Stored records
*-*-*

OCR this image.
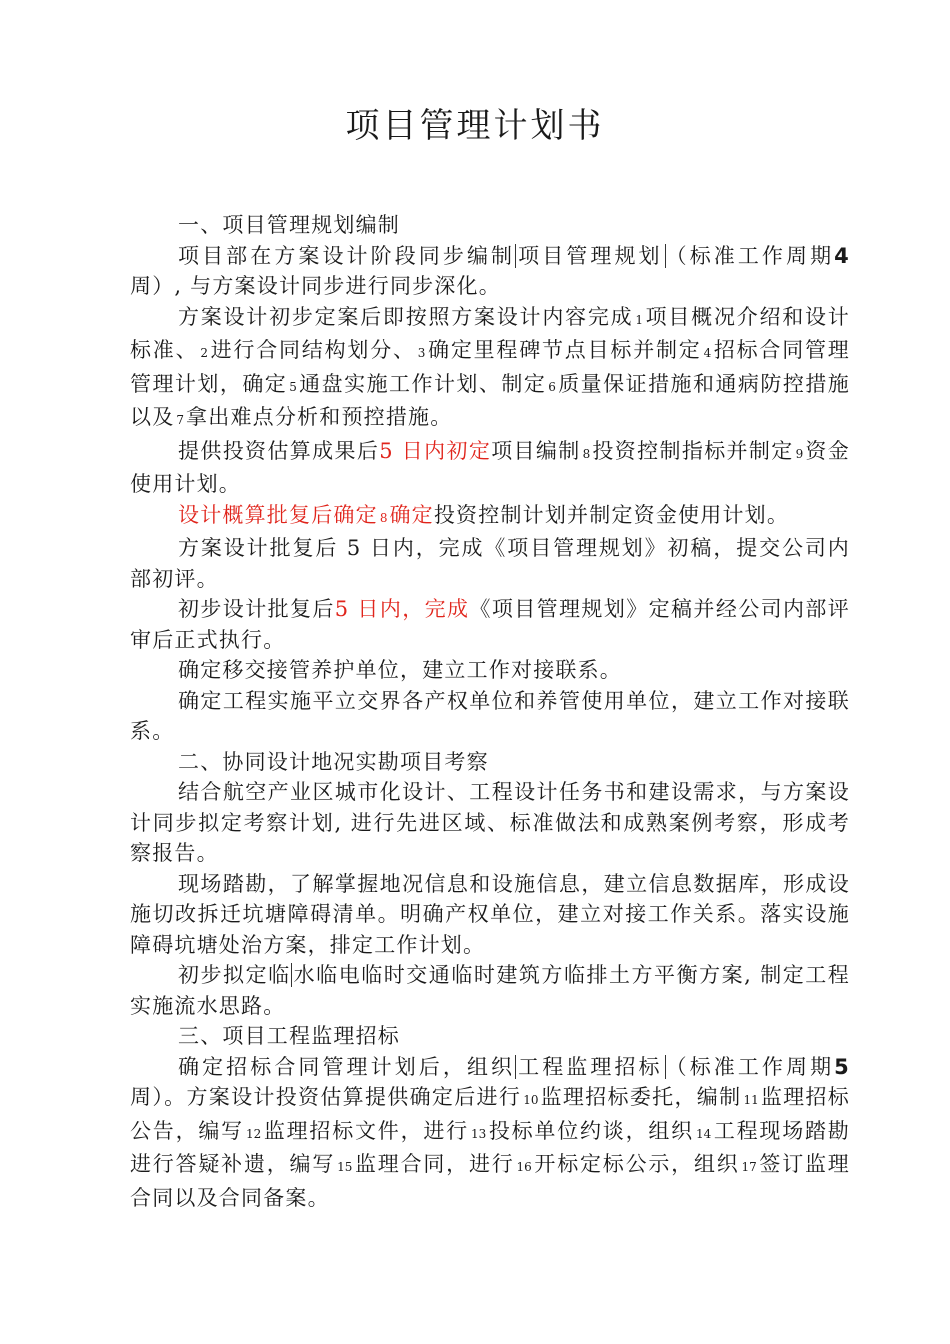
项目管理计划书

一、项目管理规划编制

项目部在方案设计阶段同步编制 项目管理规划 （标准工作周期4周）, 与方案设计同步进行同步深化。

方案设计初步定案后即按照方案设计内容完成 1项目概况介绍和设计标准、 2进行合同结构划分、 3确定里程碑节点目标并制定 4招标合同管理管理计划，确定 5通盘实施工作计划、制定 6质量保证措施和通病防控措施以及 7拿出难点分析和预控措施。

提供投资估算成果后5 日内初定项目编制 8投资控制指标并制定 9资金使用计划。

设计概算批复后确定 8确定投资控制计划并制定资金使用计划。

方案设计批复后 5 日内，完成《项目管理规划》初稿，提交公司内部初评。

初步设计批复后5 日内，完成《项目管理规划》定稿并经公司内部评审后正式执行。

确定移交接管养护单位，建立工作对接联系。

确定工程实施平立交界各产权单位和养管使用单位，建立工作对接联系。

二、协同设计地况实勘项目考察

结合航空产业区城市化设计、工程设计任务书和建设需求，与方案设计同步拟定考察计划, 进行先进区域、标准做法和成熟案例考察，形成考察报告。

现场踏勘，了解掌握地况信息和设施信息，建立信息数据库，形成设施切改拆迁坑塘障碍清单。明确产权单位，建立对接工作关系。落实设施障碍坑塘处治方案，排定工作计划。

初步拟定临 水临电临时交通临时建筑方临排土方平衡方案, 制定工程实施流水思路。

三、项目工程监理招标

确定招标合同管理计划后，组织 工程监理招标 （标准工作周期5周）。方案设计投资估算提供确定后进行 10监理招标委托，编制 11监理招标公告，编写 12监理招标文件，进行 13投标单位约谈，组织 14工程现场踏勘进行答疑补遗，编写 15监理合同，进行 16开标定标公示，组织 17签订监理合同以及合同备案。
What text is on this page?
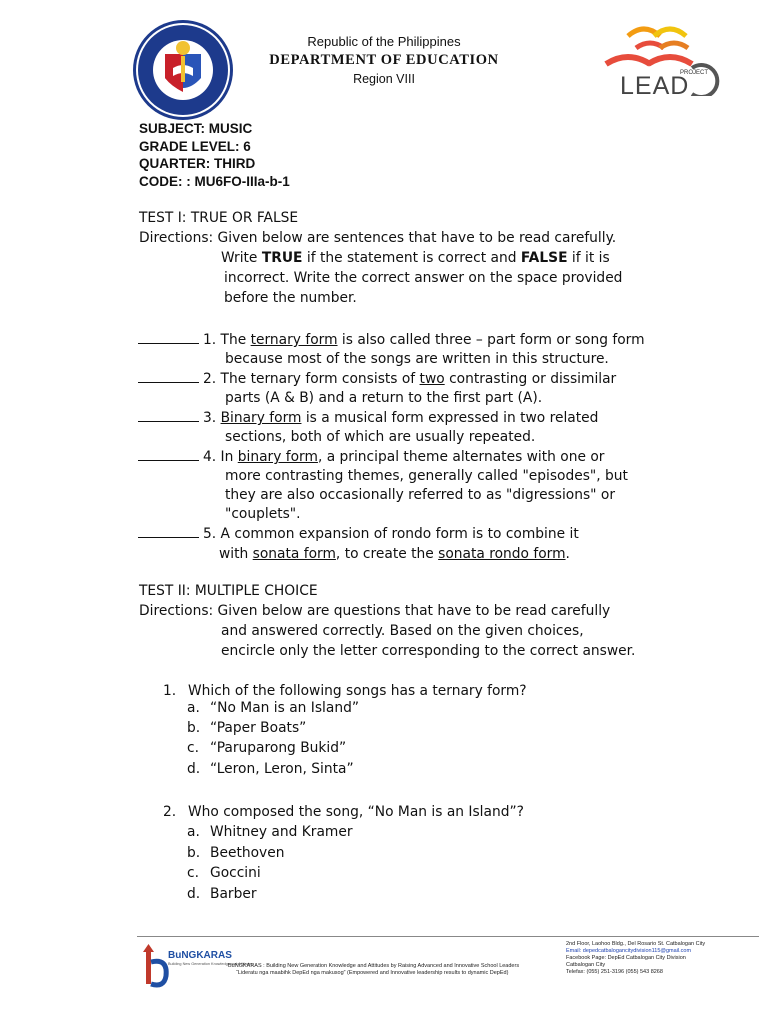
Republic of the Philippines
DEPARTMENT OF EDUCATION
Region VIII	PROJECT
LEAD
SUBJECT: MUSIC
GRADE LEVEL: 6
QUARTER: THIRD
CODE: : MU6FO-IIIa-b-1
TEST I: TRUE OR FALSE
Directions: Given below are sentences that have to be read carefully.
Write TRUE if the statement is correct and FALSE if it is
incorrect. Write the correct answer on the space provided
before the number.
1. The ternary form is also called three – part form or song form
because most of the songs are written in this structure.
2. The ternary form consists of two contrasting or dissimilar
parts (A & B) and a return to the first part (A).
3. Binary form is a musical form expressed in two related
sections, both of which are usually repeated.
4. In binary form, a principal theme alternates with one or
more contrasting themes, generally called "episodes", but
they are also occasionally referred to as "digressions" or
"couplets".
5. A common expansion of rondo form is to combine it
with sonata form, to create the sonata rondo form.
TEST II: MULTIPLE CHOICE
Directions: Given below are questions that have to be read carefully
and answered correctly. Based on the given choices,
encircle only the letter corresponding to the correct answer.
1. Which of the following songs has a ternary form?
a. “No Man is an Island”
b. “Paper Boats”
c. “Paruparong Bukid”
d. “Leron, Leron, Sinta”
2. Who composed the song, “No Man is an Island”?
a. Whitney and Kramer
b. Beethoven
c. Goccini
d. Barber
BuNGKARAS
Building New Generation Knowledge and Attitudes
BuNGKARAS : Building New Generation Knowledge and Attitudes by Raising Advanced and Innovative School Leaders
“Lideratu nga maabihk DepEd nga makusog” (Empowered and Innovative leadership results to dynamic DepEd)
2nd Floor, Laohoo Bldg., Del Rosario St. Catbalogan City
Email: depedcatbalogancitydivision115@gmail.com
Facebook Page: DepEd Catbalogan City Division
Catbalogan City
Telefax: (055) 251-3196 (055) 543 8268
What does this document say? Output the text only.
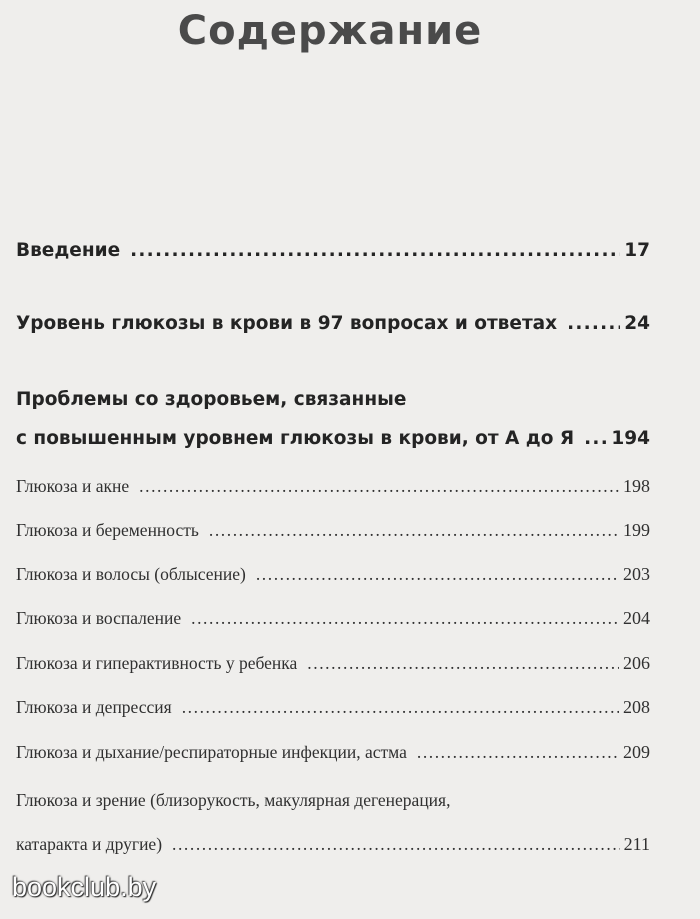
Содержание
Введение . . .	17
Уровень глюкозы в крови в 97 вопросах и ответах . . .	24
Проблемы со здоровьем, связанные
с повышенным уровнем глюкозы в крови, от А до Я . . . 194
Глюкоза и акне . . .	198
Глюкоза и беременность . . .	199
Глюкоза и волосы (облысение) . . .	203
Глюкоза и воспаление . . .	204
Глюкоза и гиперактивность у ребенка . . .	206
Глюкоза и депрессия . . .	208
Глюкоза и дыхание/респираторные инфекции, астма . . .	209
Глюкоза и зрение (близорукость, макулярная дегенерация,
катаракта и другие) . . .	211
bookclub.by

*-*-*

Write the entries above out in full, exactly, with no images.

## [Answer]
OCR this image.
项目管理计划书

一、项目管理规划编制

项目部在方案设计阶段同步编制 项目管理规划 （标准工作周期4周）, 与方案设计同步进行同步深化。

方案设计初步定案后即按照方案设计内容完成 1项目概况介绍和设计标准、 2进行合同结构划分、 3确定里程碑节点目标并制定 4招标合同管理管理计划，确定 5通盘实施工作计划、制定 6质量保证措施和通病防控措施以及 7拿出难点分析和预控措施。

提供投资估算成果后5 日内初定项目编制 8投资控制指标并制定 9资金使用计划。

设计概算批复后确定 8确定投资控制计划并制定资金使用计划。

方案设计批复后 5 日内，完成《项目管理规划》初稿，提交公司内部初评。

初步设计批复后5 日内，完成《项目管理规划》定稿并经公司内部评审后正式执行。

确定移交接管养护单位，建立工作对接联系。

确定工程实施平立交界各产权单位和养管使用单位，建立工作对接联系。

二、协同设计地况实勘项目考察

结合航空产业区城市化设计、工程设计任务书和建设需求，与方案设计同步拟定考察计划, 进行先进区域、标准做法和成熟案例考察，形成考察报告。

现场踏勘，了解掌握地况信息和设施信息，建立信息数据库，形成设施切改拆迁坑塘障碍清单。明确产权单位，建立对接工作关系。落实设施障碍坑塘处治方案，排定工作计划。

初步拟定临 水临电临时交通临时建筑方临排土方平衡方案, 制定工程实施流水思路。

三、项目工程监理招标

确定招标合同管理计划后，组织 工程监理招标 （标准工作周期5周）。方案设计投资估算提供确定后进行 10监理招标委托，编制 11监理招标公告，编写 12监理招标文件，进行 13投标单位约谈，组织 14工程现场踏勘进行答疑补遗，编写 15监理合同，进行 16开标定标公示，组织 17签订监理合同以及合同备案。
What text is on this page?
Republic of the Philippines
DEPARTMENT OF EDUCATION
Region VIII	PROJECT
LEAD
SUBJECT: MUSIC
GRADE LEVEL: 6
QUARTER: THIRD
CODE: : MU6FO-IIIa-b-1
TEST I: TRUE OR FALSE
Directions: Given below are sentences that have to be read carefully.
Write TRUE if the statement is correct and FALSE if it is
incorrect. Write the correct answer on the space provided
before the number.
1. The ternary form is also called three – part form or song form
because most of the songs are written in this structure.
2. The ternary form consists of two contrasting or dissimilar
parts (A & B) and a return to the first part (A).
3. Binary form is a musical form expressed in two related
sections, both of which are usually repeated.
4. In binary form, a principal theme alternates with one or
more contrasting themes, generally called "episodes", but
they are also occasionally referred to as "digressions" or
"couplets".
5. A common expansion of rondo form is to combine it
with sonata form, to create the sonata rondo form.
TEST II: MULTIPLE CHOICE
Directions: Given below are questions that have to be read carefully
and answered correctly. Based on the given choices,
encircle only the letter corresponding to the correct answer.
1. Which of the following songs has a ternary form?
a. “No Man is an Island”
b. “Paper Boats”
c. “Paruparong Bukid”
d. “Leron, Leron, Sinta”
2. Who composed the song, “No Man is an Island”?
a. Whitney and Kramer
b. Beethoven
c. Goccini
d. Barber
BuNGKARAS
Building New Generation Knowledge and Attitudes
BuNGKARAS : Building New Generation Knowledge and Attitudes by Raising Advanced and Innovative School Leaders
“Lideratu nga maabihk DepEd nga makusog” (Empowered and Innovative leadership results to dynamic DepEd)
2nd Floor, Laohoo Bldg., Del Rosario St. Catbalogan City
Email: depedcatbalogancitydivision115@gmail.com
Facebook Page: DepEd Catbalogan City Division
Catbalogan City
Telefax: (055) 251-3196 (055) 543 8268
What does this document say? Output the text only.
Содержание
Введение . . .	17
Уровень глюкозы в крови в 97 вопросах и ответах . . .	24
Проблемы со здоровьем, связанные
с повышенным уровнем глюкозы в крови, от А до Я . . . 194
Глюкоза и акне . . .	198
Глюкоза и беременность . . .	199
Глюкоза и волосы (облысение) . . .	203
Глюкоза и воспаление . . .	204
Глюкоза и гиперактивность у ребенка . . .	206
Глюкоза и депрессия . . .	208
Глюкоза и дыхание/респираторные инфекции, астма . . .	209
Глюкоза и зрение (близорукость, макулярная дегенерация,
катаракта и другие) . . .	211
bookclub.by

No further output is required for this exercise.